[Do this] Return the whole listing, line for line, without the pictures in it.

[Source material]
________________________
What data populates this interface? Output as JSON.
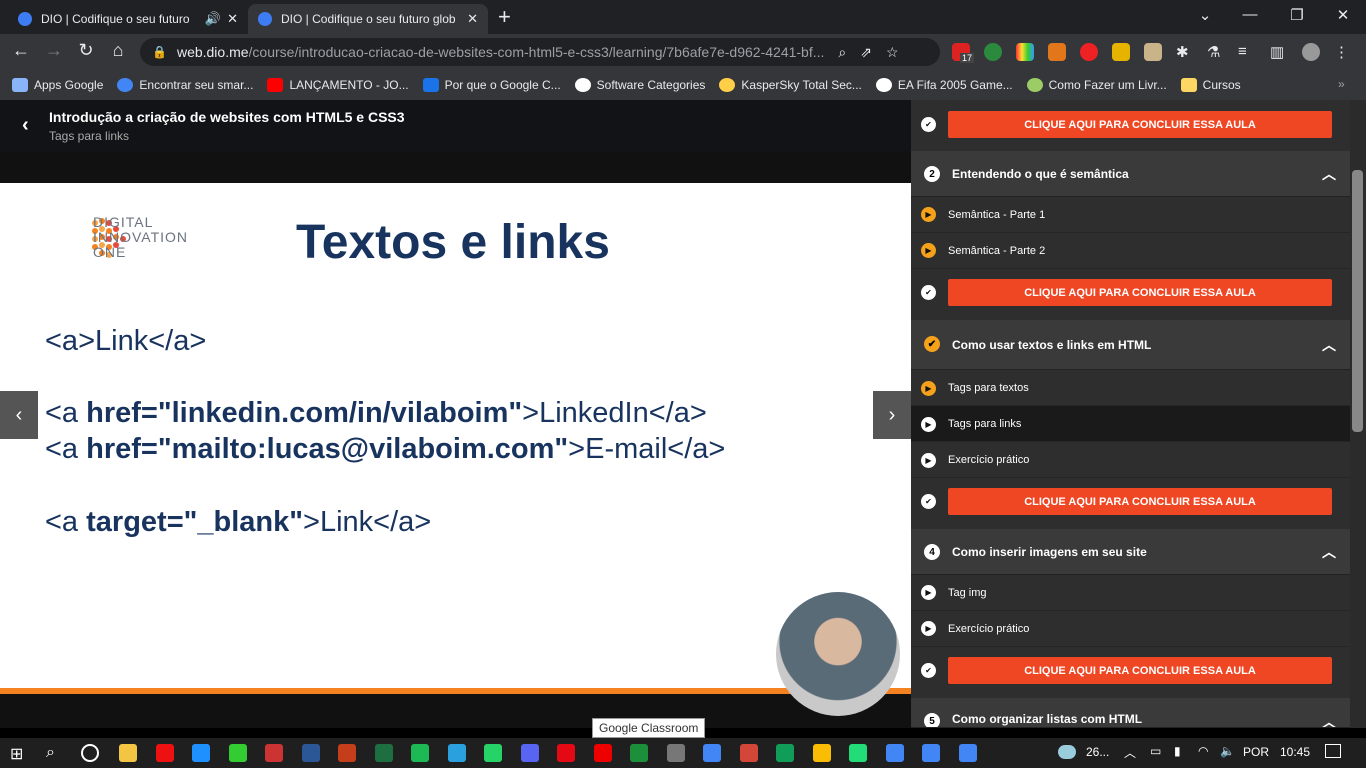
{
  "browser": {
    "tabs": [
      {
        "title": "DIO | Codifique o seu futuro"
      },
      {
        "title": "DIO | Codifique o seu futuro glob"
      }
    ],
    "url_host": "web.dio.me",
    "url_path": "/course/introducao-criacao-de-websites-com-html5-e-css3/learning/7b6afe7e-d962-4241-bf...",
    "extension_badge": "17",
    "bookmarks": [
      "Apps Google",
      "Encontrar seu smar...",
      "LANÇAMENTO - JO...",
      "Por que o Google C...",
      "Software Categories",
      "KasperSky Total Sec...",
      "EA Fifa 2005 Game...",
      "Como Fazer um Livr...",
      "Cursos"
    ],
    "bookmark_colors": [
      "#8ab4f8",
      "#4285f4",
      "#ff0000",
      "#1a73e8",
      "#ffffff",
      "#ffcf48",
      "#ffffff",
      "#9ccc65",
      "#fdd663"
    ]
  },
  "course": {
    "title": "Introdução a criação de websites com HTML5 e CSS3",
    "lesson": "Tags para links"
  },
  "slide": {
    "logo_line1": "DIGITAL",
    "logo_line2": "INNOVATION",
    "logo_line3": "ONE",
    "title": "Textos e links",
    "line1": "<a>Link</a>",
    "line2_pre": "<a ",
    "line2_bold": "href=\"linkedin.com/in/vilaboim\"",
    "line2_post": ">LinkedIn</a>",
    "line3_pre": "<a ",
    "line3_bold": "href=\"mailto:lucas@vilaboim.com\"",
    "line3_post": ">E-mail</a>",
    "line4_pre": "<a ",
    "line4_bold": "target=\"_blank\"",
    "line4_post": ">Link</a>"
  },
  "tooltip": "Google Classroom",
  "sidebar": {
    "conclude_label": "CLIQUE AQUI PARA CONCLUIR ESSA AULA",
    "s2": {
      "num": "2",
      "title": "Entendendo o que é semântica",
      "lessons": [
        "Semântica - Parte 1",
        "Semântica - Parte 2"
      ]
    },
    "s3": {
      "title": "Como usar textos e links em HTML",
      "lessons": [
        "Tags para textos",
        "Tags para links",
        "Exercício prático"
      ]
    },
    "s4": {
      "num": "4",
      "title": "Como inserir imagens em seu site",
      "lessons": [
        "Tag img",
        "Exercício prático"
      ]
    },
    "s5": {
      "num": "5",
      "title": "Como organizar listas com HTML"
    }
  },
  "taskbar": {
    "weather": "26...",
    "lang": "POR",
    "time": "10:45",
    "app_colors": [
      "#f4c542",
      "#e11",
      "#1e90ff",
      "#3c3",
      "#c33",
      "#2b5797",
      "#c43e1c",
      "#1d6f42",
      "#1db954",
      "#2aa1de",
      "#25d366",
      "#5865f2",
      "#e50914",
      "#e00",
      "#1b8f3a",
      "#777",
      "#4285f4",
      "#d44638",
      "#0f9d58",
      "#fbbc04",
      "#2d7",
      "#4285f4",
      "#4285f4",
      "#4285f4"
    ]
  }
}
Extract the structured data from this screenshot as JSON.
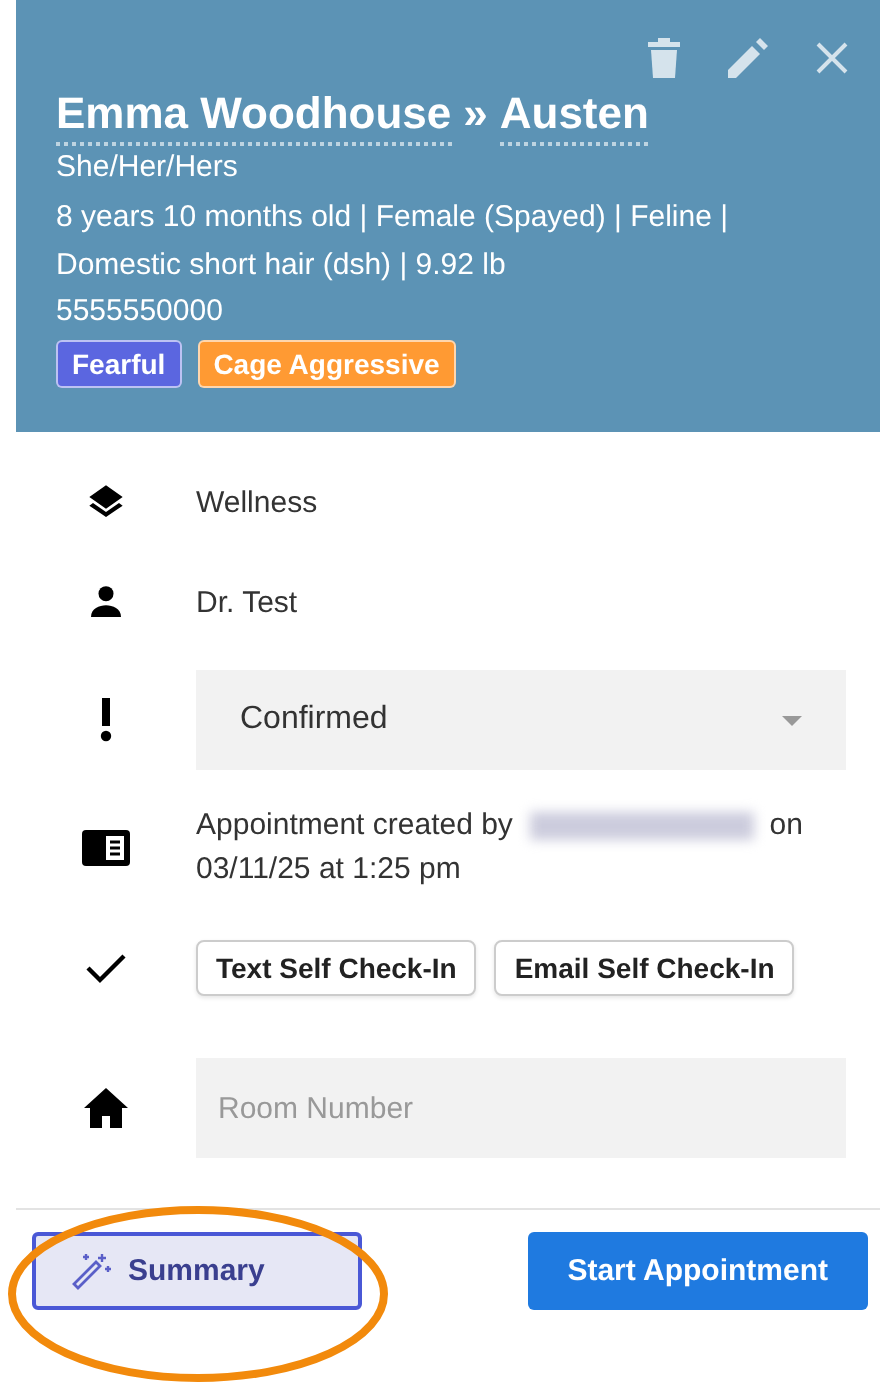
{
  "header": {
    "patient": "Emma Woodhouse",
    "separator": "»",
    "owner": "Austen",
    "pronouns": "She/Her/Hers",
    "details": "8 years 10 months old | Female (Spayed) | Feline | Domestic short hair (dsh) | 9.92 lb",
    "phone": "5555550000",
    "tags": [
      {
        "label": "Fearful",
        "color": "#5b66e0"
      },
      {
        "label": "Cage Aggressive",
        "color": "#ff9a33"
      }
    ]
  },
  "rows": [
    {
      "kind": "text",
      "text": "Wellness"
    },
    {
      "kind": "text",
      "text": "Dr. Test"
    },
    {
      "kind": "select",
      "value": "Confirmed"
    },
    {
      "kind": "note",
      "before": "Appointment created by",
      "after": "on 03/11/25 at 1:25 pm"
    },
    {
      "kind": "buttons",
      "buttons": [
        "Text Self Check-In",
        "Email Self Check-In"
      ]
    },
    {
      "kind": "input",
      "placeholder": "Room Number"
    }
  ],
  "footer": {
    "summary": {
      "label": "Summary",
      "highlighted": true
    },
    "start": "Start Appointment"
  }
}
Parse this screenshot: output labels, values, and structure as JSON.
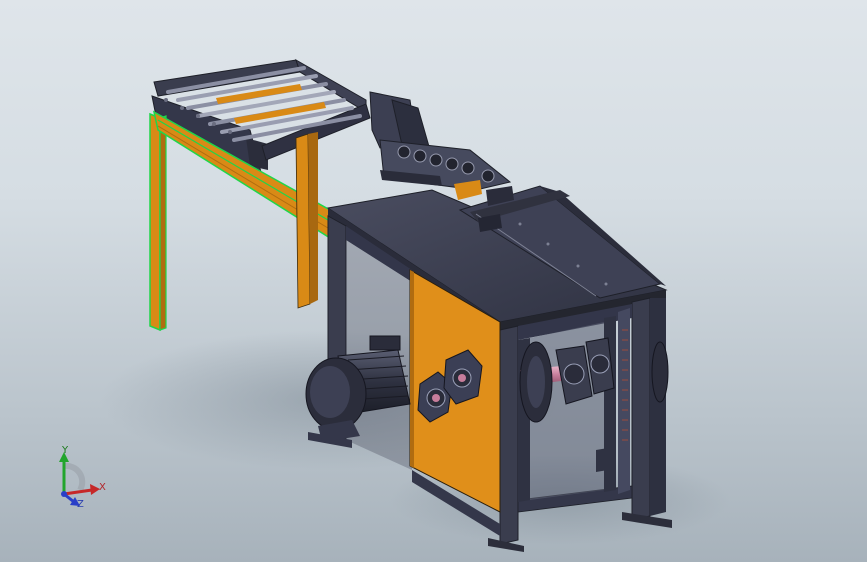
{
  "viewport": {
    "background_top": "#dfe5ea",
    "background_bottom": "#a7b2bb"
  },
  "model": {
    "frame_color": "#3a3d4e",
    "guard_color": "#d98a16",
    "accent_green": "#1fd64a",
    "shaft_color": "#d08aa6"
  },
  "triad": {
    "x_label": "X",
    "y_label": "Y",
    "z_label": "Z",
    "x_color": "#c62828",
    "y_color": "#22a52c",
    "z_color": "#2a3fc8"
  }
}
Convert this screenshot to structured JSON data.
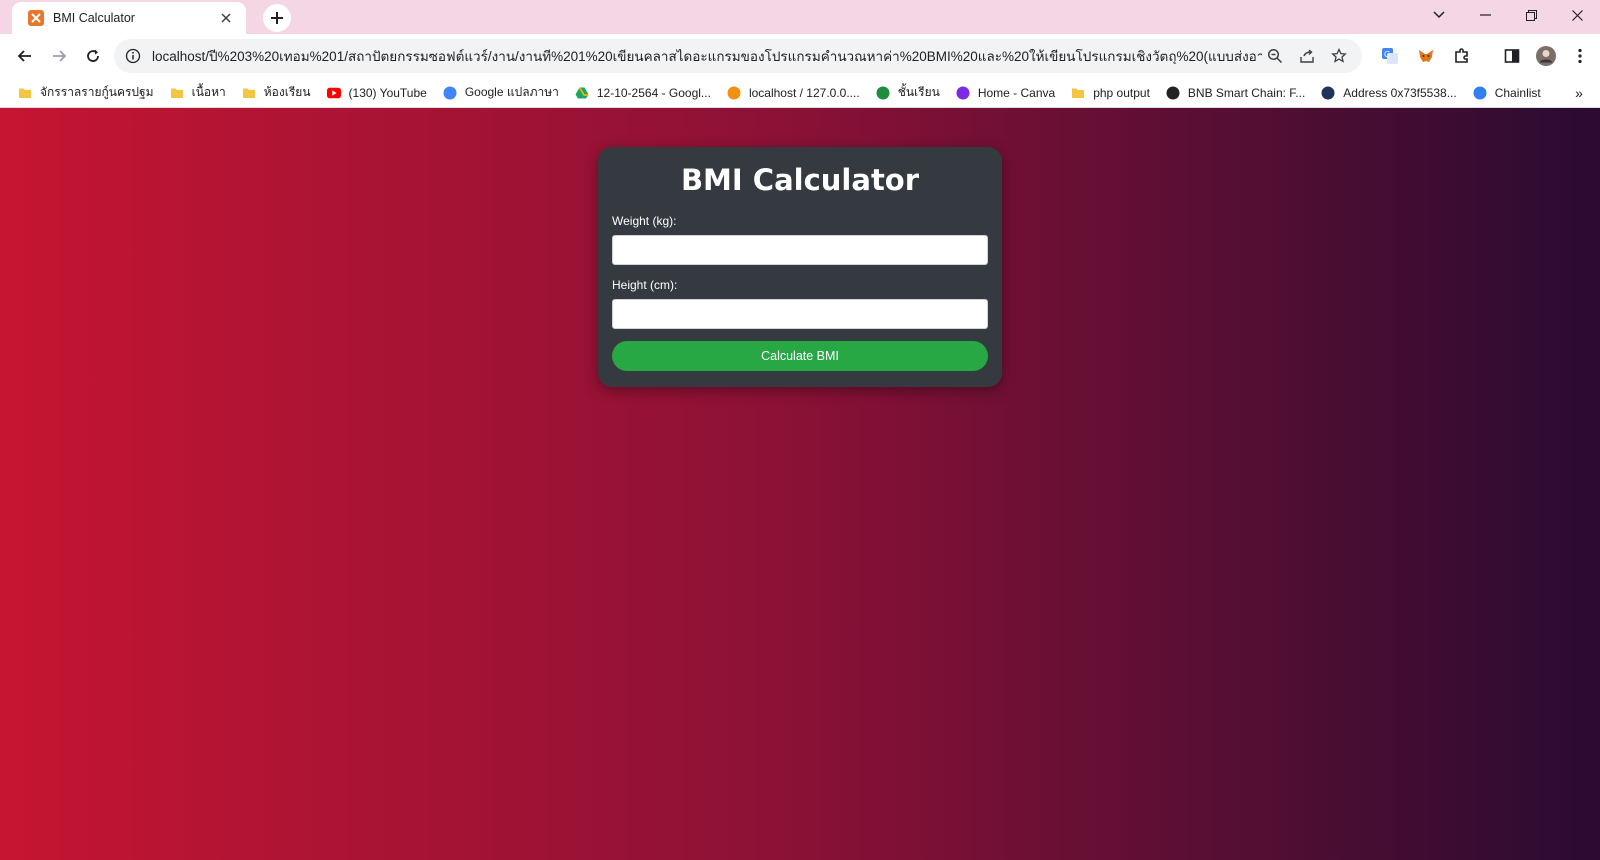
{
  "browser": {
    "tab_title": "BMI Calculator",
    "address": "localhost/ปี%203%20เทอม%201/สถาปัตยกรรมซอฟต์แวร์/งาน/งานที่%201%20เขียนคลาสไดอะแกรมของโปรแกรมคำนวณหาค่า%20BMI%20และ%20ให้เขียนโปรแกรมเชิงวัตถุ%20(แบบส่งอาจารย์)/",
    "bookmarks": [
      {
        "label": "จักรราลรายก์ูนครปฐม",
        "icon": "folder-icon",
        "color": "#f4c542"
      },
      {
        "label": "เนื้อหา",
        "icon": "folder-icon",
        "color": "#f4c542"
      },
      {
        "label": "ห้องเรียน",
        "icon": "folder-icon",
        "color": "#f4c542"
      },
      {
        "label": "(130) YouTube",
        "icon": "youtube-icon",
        "color": "#ff0000"
      },
      {
        "label": "Google แปลภาษา",
        "icon": "google-translate-icon",
        "color": "#4285f4"
      },
      {
        "label": "12-10-2564 - Googl...",
        "icon": "google-drive-icon",
        "color": "#1fa463"
      },
      {
        "label": "localhost / 127.0.0....",
        "icon": "phpmyadmin-icon",
        "color": "#f29111"
      },
      {
        "label": "ชั้นเรียน",
        "icon": "classroom-icon",
        "color": "#1e8e3e"
      },
      {
        "label": "Home - Canva",
        "icon": "canva-icon",
        "color": "#7d2ae8"
      },
      {
        "label": "php output",
        "icon": "folder-icon",
        "color": "#f4c542"
      },
      {
        "label": "BNB Smart Chain: F...",
        "icon": "bscscan-icon",
        "color": "#222222"
      },
      {
        "label": "Address 0x73f5538...",
        "icon": "etherscan-icon",
        "color": "#21325b"
      },
      {
        "label": "Chainlist",
        "icon": "chainlist-icon",
        "color": "#2f80ed"
      }
    ]
  },
  "app": {
    "title": "BMI Calculator",
    "weight_label": "Weight (kg):",
    "height_label": "Height (cm):",
    "weight_value": "",
    "height_value": "",
    "button_label": "Calculate BMI"
  },
  "colors": {
    "tabstrip": "#f4d6e4",
    "card": "#343a40",
    "button": "#28a745",
    "gradient_start": "#c51532",
    "gradient_end": "#2a0b31"
  }
}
________________________
[Full output]
What data populates this interface? Output as JSON.
{
  "browser": {
    "tabs": [
      {
        "title": "DIO | Codifique o seu futuro"
      },
      {
        "title": "DIO | Codifique o seu futuro glob"
      }
    ],
    "url_host": "web.dio.me",
    "url_path": "/course/introducao-criacao-de-websites-com-html5-e-css3/learning/7b6afe7e-d962-4241-bf...",
    "extension_badge": "17",
    "bookmarks": [
      "Apps Google",
      "Encontrar seu smar...",
      "LANÇAMENTO - JO...",
      "Por que o Google C...",
      "Software Categories",
      "KasperSky Total Sec...",
      "EA Fifa 2005 Game...",
      "Como Fazer um Livr...",
      "Cursos"
    ],
    "bookmark_colors": [
      "#8ab4f8",
      "#4285f4",
      "#ff0000",
      "#1a73e8",
      "#ffffff",
      "#ffcf48",
      "#ffffff",
      "#9ccc65",
      "#fdd663"
    ]
  },
  "course": {
    "title": "Introdução a criação de websites com HTML5 e CSS3",
    "lesson": "Tags para links"
  },
  "slide": {
    "logo_line1": "DIGITAL",
    "logo_line2": "INNOVATION",
    "logo_line3": "ONE",
    "title": "Textos e links",
    "line1": "<a>Link</a>",
    "line2_pre": "<a ",
    "line2_bold": "href=\"linkedin.com/in/vilaboim\"",
    "line2_post": ">LinkedIn</a>",
    "line3_pre": "<a ",
    "line3_bold": "href=\"mailto:lucas@vilaboim.com\"",
    "line3_post": ">E-mail</a>",
    "line4_pre": "<a ",
    "line4_bold": "target=\"_blank\"",
    "line4_post": ">Link</a>"
  },
  "tooltip": "Google Classroom",
  "sidebar": {
    "conclude_label": "CLIQUE AQUI PARA CONCLUIR ESSA AULA",
    "s2": {
      "num": "2",
      "title": "Entendendo o que é semântica",
      "lessons": [
        "Semântica - Parte 1",
        "Semântica - Parte 2"
      ]
    },
    "s3": {
      "title": "Como usar textos e links em HTML",
      "lessons": [
        "Tags para textos",
        "Tags para links",
        "Exercício prático"
      ]
    },
    "s4": {
      "num": "4",
      "title": "Como inserir imagens em seu site",
      "lessons": [
        "Tag img",
        "Exercício prático"
      ]
    },
    "s5": {
      "num": "5",
      "title": "Como organizar listas com HTML"
    }
  },
  "taskbar": {
    "weather": "26...",
    "lang": "POR",
    "time": "10:45",
    "app_colors": [
      "#f4c542",
      "#e11",
      "#1e90ff",
      "#3c3",
      "#c33",
      "#2b5797",
      "#c43e1c",
      "#1d6f42",
      "#1db954",
      "#2aa1de",
      "#25d366",
      "#5865f2",
      "#e50914",
      "#e00",
      "#1b8f3a",
      "#777",
      "#4285f4",
      "#d44638",
      "#0f9d58",
      "#fbbc04",
      "#2d7",
      "#4285f4",
      "#4285f4",
      "#4285f4"
    ]
  }
}
Extract the structured data from this screenshot as JSON.
{
  "header": {
    "patient": "Emma Woodhouse",
    "separator": "»",
    "owner": "Austen",
    "pronouns": "She/Her/Hers",
    "details": "8 years 10 months old | Female (Spayed) | Feline | Domestic short hair (dsh) | 9.92 lb",
    "phone": "5555550000",
    "tags": [
      {
        "label": "Fearful",
        "color": "#5b66e0"
      },
      {
        "label": "Cage Aggressive",
        "color": "#ff9a33"
      }
    ]
  },
  "rows": [
    {
      "kind": "text",
      "text": "Wellness"
    },
    {
      "kind": "text",
      "text": "Dr. Test"
    },
    {
      "kind": "select",
      "value": "Confirmed"
    },
    {
      "kind": "note",
      "before": "Appointment created by",
      "after": "on 03/11/25 at 1:25 pm"
    },
    {
      "kind": "buttons",
      "buttons": [
        "Text Self Check-In",
        "Email Self Check-In"
      ]
    },
    {
      "kind": "input",
      "placeholder": "Room Number"
    }
  ],
  "footer": {
    "summary": {
      "label": "Summary",
      "highlighted": true
    },
    "start": "Start Appointment"
  }
}
Parse this screenshot: output labels, values, and structure as JSON.
{
  "viewport": {
    "background_top": "#dfe5ea",
    "background_bottom": "#a7b2bb"
  },
  "model": {
    "frame_color": "#3a3d4e",
    "guard_color": "#d98a16",
    "accent_green": "#1fd64a",
    "shaft_color": "#d08aa6"
  },
  "triad": {
    "x_label": "X",
    "y_label": "Y",
    "z_label": "Z",
    "x_color": "#c62828",
    "y_color": "#22a52c",
    "z_color": "#2a3fc8"
  }
}
Convert this screenshot to structured JSON data.
{
  "browser": {
    "tab_title": "BMI Calculator",
    "address": "localhost/ปี%203%20เทอม%201/สถาปัตยกรรมซอฟต์แวร์/งาน/งานที่%201%20เขียนคลาสไดอะแกรมของโปรแกรมคำนวณหาค่า%20BMI%20และ%20ให้เขียนโปรแกรมเชิงวัตถุ%20(แบบส่งอาจารย์)/",
    "bookmarks": [
      {
        "label": "จักรราลรายก์ูนครปฐม",
        "icon": "folder-icon",
        "color": "#f4c542"
      },
      {
        "label": "เนื้อหา",
        "icon": "folder-icon",
        "color": "#f4c542"
      },
      {
        "label": "ห้องเรียน",
        "icon": "folder-icon",
        "color": "#f4c542"
      },
      {
        "label": "(130) YouTube",
        "icon": "youtube-icon",
        "color": "#ff0000"
      },
      {
        "label": "Google แปลภาษา",
        "icon": "google-translate-icon",
        "color": "#4285f4"
      },
      {
        "label": "12-10-2564 - Googl...",
        "icon": "google-drive-icon",
        "color": "#1fa463"
      },
      {
        "label": "localhost / 127.0.0....",
        "icon": "phpmyadmin-icon",
        "color": "#f29111"
      },
      {
        "label": "ชั้นเรียน",
        "icon": "classroom-icon",
        "color": "#1e8e3e"
      },
      {
        "label": "Home - Canva",
        "icon": "canva-icon",
        "color": "#7d2ae8"
      },
      {
        "label": "php output",
        "icon": "folder-icon",
        "color": "#f4c542"
      },
      {
        "label": "BNB Smart Chain: F...",
        "icon": "bscscan-icon",
        "color": "#222222"
      },
      {
        "label": "Address 0x73f5538...",
        "icon": "etherscan-icon",
        "color": "#21325b"
      },
      {
        "label": "Chainlist",
        "icon": "chainlist-icon",
        "color": "#2f80ed"
      }
    ]
  },
  "app": {
    "title": "BMI Calculator",
    "weight_label": "Weight (kg):",
    "height_label": "Height (cm):",
    "weight_value": "",
    "height_value": "",
    "button_label": "Calculate BMI"
  },
  "colors": {
    "tabstrip": "#f4d6e4",
    "card": "#343a40",
    "button": "#28a745",
    "gradient_start": "#c51532",
    "gradient_end": "#2a0b31"
  }
}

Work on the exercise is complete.